___ EXTRACTED MATERIAL

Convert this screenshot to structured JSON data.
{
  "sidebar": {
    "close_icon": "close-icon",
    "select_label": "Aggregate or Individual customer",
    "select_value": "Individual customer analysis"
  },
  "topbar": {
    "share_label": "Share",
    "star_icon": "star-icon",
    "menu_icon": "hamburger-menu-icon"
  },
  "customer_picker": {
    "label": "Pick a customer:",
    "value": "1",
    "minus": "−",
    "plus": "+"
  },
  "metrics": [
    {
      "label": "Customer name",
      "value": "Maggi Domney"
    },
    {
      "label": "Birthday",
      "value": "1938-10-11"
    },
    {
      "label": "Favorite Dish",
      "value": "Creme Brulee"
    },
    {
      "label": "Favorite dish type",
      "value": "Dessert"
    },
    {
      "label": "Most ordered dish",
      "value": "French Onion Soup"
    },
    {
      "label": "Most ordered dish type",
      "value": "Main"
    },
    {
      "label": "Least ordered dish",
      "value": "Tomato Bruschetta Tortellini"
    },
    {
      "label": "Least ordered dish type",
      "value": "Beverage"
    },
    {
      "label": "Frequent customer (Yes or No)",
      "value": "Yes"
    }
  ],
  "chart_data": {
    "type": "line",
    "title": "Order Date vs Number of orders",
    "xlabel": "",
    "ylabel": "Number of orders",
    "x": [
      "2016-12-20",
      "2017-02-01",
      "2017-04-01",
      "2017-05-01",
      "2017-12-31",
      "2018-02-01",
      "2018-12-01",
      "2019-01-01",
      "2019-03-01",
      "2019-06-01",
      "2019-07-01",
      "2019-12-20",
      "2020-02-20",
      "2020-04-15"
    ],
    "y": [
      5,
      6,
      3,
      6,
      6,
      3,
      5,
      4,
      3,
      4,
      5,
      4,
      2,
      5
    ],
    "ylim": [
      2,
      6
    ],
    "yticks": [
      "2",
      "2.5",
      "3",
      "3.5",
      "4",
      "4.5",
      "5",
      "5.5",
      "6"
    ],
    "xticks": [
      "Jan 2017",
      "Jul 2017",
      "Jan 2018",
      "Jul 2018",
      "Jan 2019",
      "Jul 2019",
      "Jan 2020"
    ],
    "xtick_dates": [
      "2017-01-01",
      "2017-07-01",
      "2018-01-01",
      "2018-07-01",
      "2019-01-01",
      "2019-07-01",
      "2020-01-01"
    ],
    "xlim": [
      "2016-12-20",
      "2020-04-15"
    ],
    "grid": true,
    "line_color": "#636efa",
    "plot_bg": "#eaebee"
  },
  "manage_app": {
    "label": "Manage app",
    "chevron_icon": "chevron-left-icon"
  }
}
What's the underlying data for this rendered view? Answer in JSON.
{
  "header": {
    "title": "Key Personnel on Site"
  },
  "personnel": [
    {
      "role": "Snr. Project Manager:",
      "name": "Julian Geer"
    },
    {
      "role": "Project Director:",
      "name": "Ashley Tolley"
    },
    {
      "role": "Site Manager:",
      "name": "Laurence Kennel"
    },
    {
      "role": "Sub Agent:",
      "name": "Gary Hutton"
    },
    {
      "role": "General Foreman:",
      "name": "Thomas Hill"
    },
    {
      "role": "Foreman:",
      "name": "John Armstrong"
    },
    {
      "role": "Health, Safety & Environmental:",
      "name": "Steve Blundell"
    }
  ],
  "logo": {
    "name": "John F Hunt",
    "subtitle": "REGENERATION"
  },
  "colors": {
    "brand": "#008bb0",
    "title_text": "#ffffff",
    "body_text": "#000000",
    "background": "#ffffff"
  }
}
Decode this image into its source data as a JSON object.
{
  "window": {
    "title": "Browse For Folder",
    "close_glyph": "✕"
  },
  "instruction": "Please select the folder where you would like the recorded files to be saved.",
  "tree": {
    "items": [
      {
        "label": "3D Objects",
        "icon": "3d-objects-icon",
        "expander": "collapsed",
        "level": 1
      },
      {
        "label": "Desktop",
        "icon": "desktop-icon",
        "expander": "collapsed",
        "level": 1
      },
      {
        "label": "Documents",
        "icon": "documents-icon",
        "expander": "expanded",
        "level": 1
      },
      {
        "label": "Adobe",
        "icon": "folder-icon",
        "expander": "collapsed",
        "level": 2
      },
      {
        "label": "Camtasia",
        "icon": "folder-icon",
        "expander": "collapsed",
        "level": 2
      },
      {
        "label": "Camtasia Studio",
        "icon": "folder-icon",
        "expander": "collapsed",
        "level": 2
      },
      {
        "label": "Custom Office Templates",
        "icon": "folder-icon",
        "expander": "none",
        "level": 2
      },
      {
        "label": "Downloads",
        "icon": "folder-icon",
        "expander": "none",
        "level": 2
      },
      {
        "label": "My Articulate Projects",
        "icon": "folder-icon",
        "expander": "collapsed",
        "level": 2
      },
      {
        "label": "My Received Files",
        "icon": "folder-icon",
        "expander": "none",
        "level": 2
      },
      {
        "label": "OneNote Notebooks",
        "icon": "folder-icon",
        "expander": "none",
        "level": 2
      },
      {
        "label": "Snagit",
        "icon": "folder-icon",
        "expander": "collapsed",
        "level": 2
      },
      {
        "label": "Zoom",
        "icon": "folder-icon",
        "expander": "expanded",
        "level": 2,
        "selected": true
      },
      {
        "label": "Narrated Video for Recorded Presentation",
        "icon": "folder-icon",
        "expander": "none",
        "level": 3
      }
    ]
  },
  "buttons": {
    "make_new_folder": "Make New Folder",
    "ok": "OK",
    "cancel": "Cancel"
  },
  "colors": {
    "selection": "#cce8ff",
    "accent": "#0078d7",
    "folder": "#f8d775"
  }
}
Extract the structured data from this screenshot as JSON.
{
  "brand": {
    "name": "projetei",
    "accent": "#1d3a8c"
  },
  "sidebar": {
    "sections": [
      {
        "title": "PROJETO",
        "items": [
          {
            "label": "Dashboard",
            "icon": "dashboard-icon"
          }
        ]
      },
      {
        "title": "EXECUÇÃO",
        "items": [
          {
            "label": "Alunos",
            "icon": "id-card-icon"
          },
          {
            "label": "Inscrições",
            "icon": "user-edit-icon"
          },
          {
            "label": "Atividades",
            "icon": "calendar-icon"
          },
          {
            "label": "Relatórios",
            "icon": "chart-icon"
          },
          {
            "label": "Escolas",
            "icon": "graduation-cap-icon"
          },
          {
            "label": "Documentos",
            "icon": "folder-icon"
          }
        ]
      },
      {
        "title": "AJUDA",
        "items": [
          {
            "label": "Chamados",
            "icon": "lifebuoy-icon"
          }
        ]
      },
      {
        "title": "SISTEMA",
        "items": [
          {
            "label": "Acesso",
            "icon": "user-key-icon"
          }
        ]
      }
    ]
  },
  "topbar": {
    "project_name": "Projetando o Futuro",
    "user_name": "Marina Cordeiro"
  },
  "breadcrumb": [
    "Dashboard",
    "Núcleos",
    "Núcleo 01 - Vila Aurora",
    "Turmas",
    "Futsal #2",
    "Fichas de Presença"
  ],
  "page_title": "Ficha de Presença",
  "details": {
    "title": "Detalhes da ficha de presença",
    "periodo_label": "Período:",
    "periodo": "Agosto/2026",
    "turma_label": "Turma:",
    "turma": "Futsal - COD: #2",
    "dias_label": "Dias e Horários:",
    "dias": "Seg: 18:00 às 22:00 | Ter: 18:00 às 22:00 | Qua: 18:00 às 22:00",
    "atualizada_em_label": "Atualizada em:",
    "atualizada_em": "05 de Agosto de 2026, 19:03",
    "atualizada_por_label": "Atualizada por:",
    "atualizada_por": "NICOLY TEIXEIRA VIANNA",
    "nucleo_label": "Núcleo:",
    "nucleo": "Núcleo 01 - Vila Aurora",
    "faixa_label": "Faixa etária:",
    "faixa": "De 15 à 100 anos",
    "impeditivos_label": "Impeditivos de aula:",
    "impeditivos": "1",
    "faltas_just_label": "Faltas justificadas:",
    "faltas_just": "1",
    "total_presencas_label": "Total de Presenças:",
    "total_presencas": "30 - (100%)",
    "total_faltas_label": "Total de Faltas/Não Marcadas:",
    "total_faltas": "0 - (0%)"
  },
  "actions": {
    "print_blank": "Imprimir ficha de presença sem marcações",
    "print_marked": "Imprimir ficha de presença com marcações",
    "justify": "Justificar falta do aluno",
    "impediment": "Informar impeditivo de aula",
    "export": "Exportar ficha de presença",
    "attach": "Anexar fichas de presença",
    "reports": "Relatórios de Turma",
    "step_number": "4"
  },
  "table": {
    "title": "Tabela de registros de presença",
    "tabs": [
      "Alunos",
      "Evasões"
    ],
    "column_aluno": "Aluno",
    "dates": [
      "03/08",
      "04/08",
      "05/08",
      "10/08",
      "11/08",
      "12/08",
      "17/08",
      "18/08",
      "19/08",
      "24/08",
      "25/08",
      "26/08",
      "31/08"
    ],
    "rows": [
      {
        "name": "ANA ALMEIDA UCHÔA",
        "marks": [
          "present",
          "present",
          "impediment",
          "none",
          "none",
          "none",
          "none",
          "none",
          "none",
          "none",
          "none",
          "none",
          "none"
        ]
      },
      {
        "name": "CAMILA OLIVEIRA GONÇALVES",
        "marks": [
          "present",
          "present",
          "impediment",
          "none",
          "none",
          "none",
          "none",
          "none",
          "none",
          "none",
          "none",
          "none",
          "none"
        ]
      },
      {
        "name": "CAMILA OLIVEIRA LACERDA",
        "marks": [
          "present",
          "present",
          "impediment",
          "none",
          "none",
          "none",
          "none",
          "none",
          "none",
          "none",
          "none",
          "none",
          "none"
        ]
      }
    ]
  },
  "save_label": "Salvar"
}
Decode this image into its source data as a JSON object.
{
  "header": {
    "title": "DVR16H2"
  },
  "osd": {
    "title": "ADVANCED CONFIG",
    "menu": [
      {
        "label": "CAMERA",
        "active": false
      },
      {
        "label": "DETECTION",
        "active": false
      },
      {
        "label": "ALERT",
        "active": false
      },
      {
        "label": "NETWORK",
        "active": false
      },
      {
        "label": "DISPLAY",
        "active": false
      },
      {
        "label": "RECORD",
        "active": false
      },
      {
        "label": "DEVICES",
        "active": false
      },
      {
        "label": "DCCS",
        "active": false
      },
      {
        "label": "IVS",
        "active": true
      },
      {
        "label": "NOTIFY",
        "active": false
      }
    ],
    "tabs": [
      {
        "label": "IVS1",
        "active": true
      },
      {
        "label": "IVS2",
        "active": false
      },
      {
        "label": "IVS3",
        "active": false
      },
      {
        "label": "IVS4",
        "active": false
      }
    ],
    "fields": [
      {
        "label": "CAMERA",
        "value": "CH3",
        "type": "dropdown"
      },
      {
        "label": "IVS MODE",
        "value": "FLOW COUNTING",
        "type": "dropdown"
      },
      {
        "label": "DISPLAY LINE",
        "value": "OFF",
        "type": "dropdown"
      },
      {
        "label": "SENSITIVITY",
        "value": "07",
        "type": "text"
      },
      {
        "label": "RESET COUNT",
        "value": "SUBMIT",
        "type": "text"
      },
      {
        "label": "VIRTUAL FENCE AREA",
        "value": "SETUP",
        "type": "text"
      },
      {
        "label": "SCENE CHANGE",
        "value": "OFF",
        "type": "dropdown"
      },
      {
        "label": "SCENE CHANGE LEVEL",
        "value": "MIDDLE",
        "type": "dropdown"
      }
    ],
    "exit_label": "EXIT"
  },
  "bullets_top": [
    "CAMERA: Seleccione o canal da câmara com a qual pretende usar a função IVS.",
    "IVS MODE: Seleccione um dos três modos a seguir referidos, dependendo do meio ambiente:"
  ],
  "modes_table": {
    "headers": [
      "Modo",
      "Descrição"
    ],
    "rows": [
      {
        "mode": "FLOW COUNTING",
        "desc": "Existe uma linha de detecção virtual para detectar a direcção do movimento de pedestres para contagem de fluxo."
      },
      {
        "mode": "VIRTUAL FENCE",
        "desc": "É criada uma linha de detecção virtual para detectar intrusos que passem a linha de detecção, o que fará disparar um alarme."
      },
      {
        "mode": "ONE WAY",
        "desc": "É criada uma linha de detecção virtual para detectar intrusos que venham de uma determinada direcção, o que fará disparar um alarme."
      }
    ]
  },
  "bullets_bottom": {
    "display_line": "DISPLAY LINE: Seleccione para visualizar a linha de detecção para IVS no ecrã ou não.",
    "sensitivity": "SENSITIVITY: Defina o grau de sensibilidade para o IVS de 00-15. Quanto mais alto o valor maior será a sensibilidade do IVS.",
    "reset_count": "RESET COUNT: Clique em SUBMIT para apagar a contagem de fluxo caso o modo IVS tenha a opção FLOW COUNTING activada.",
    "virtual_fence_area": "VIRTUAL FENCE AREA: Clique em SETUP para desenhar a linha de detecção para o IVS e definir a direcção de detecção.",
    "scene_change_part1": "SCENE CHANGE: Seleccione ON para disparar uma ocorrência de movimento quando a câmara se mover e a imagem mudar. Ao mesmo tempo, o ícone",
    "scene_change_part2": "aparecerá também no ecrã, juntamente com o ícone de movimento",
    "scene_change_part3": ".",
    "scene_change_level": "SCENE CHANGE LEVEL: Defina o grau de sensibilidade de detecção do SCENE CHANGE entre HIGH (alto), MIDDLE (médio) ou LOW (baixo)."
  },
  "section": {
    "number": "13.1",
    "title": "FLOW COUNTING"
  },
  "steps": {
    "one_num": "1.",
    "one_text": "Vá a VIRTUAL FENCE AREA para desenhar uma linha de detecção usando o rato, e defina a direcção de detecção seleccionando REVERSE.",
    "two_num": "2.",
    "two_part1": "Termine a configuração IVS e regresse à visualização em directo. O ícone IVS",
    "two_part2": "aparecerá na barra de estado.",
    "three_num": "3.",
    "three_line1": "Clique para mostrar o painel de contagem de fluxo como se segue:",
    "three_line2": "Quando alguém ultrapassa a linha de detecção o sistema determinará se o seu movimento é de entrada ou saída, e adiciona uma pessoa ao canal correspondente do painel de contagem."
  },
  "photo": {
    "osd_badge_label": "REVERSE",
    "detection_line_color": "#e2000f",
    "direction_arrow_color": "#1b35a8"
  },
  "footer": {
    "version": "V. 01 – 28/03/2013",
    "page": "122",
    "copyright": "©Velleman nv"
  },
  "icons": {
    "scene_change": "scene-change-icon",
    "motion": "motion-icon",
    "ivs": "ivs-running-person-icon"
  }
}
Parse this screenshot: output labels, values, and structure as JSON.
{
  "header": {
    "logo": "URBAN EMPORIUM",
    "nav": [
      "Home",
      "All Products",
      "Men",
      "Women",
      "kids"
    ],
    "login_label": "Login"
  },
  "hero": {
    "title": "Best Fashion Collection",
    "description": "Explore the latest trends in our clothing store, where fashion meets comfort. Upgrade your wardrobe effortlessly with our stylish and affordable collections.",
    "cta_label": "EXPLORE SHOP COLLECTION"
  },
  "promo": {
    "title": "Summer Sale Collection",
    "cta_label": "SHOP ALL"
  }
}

______

## EXERCISE
Extract every line that has the string "structured" in it.

## THE RESPONSE
Convert this screenshot to structured JSON data.
Extract the structured data from this screenshot as JSON.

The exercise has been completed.